::: Record extracts :::

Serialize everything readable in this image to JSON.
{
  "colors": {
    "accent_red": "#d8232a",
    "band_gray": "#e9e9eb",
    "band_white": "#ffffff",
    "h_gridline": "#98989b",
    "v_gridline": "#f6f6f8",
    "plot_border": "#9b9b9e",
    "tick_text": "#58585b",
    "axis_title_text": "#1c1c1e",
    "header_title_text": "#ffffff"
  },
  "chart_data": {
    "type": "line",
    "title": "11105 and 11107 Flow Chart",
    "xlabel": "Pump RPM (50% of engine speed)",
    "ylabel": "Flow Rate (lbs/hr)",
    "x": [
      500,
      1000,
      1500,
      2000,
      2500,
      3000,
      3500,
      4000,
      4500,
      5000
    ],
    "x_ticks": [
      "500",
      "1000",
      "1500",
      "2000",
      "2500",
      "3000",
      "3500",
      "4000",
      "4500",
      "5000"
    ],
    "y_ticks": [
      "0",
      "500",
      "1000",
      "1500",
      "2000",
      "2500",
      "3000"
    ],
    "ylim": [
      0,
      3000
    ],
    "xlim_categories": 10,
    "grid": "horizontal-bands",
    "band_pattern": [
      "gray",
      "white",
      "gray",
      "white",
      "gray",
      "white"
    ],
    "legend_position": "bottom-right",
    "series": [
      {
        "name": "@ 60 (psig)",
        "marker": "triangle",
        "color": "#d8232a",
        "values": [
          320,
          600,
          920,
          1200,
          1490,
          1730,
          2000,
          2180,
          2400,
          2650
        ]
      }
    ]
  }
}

:::

**Objective:**
Could you transcribe the records in full, exactly?

**Written solution:**
Serialize everything readable in this image to JSON.
{
  "colors": {
    "accent_red": "#d8232a",
    "band_gray": "#e9e9eb",
    "band_white": "#ffffff",
    "h_gridline": "#98989b",
    "v_gridline": "#f6f6f8",
    "plot_border": "#9b9b9e",
    "tick_text": "#58585b",
    "axis_title_text": "#1c1c1e",
    "header_title_text": "#ffffff"
  },
  "chart_data": {
    "type": "line",
    "title": "11105 and 11107 Flow Chart",
    "xlabel": "Pump RPM (50% of engine speed)",
    "ylabel": "Flow Rate (lbs/hr)",
    "x": [
      500,
      1000,
      1500,
      2000,
      2500,
      3000,
      3500,
      4000,
      4500,
      5000
    ],
    "x_ticks": [
      "500",
      "1000",
      "1500",
      "2000",
      "2500",
      "3000",
      "3500",
      "4000",
      "4500",
      "5000"
    ],
    "y_ticks": [
      "0",
      "500",
      "1000",
      "1500",
      "2000",
      "2500",
      "3000"
    ],
    "ylim": [
      0,
      3000
    ],
    "xlim_categories": 10,
    "grid": "horizontal-bands",
    "band_pattern": [
      "gray",
      "white",
      "gray",
      "white",
      "gray",
      "white"
    ],
    "legend_position": "bottom-right",
    "series": [
      {
        "name": "@ 60 (psig)",
        "marker": "triangle",
        "color": "#d8232a",
        "values": [
          320,
          600,
          920,
          1200,
          1490,
          1730,
          2000,
          2180,
          2400,
          2650
        ]
      }
    ]
  }
}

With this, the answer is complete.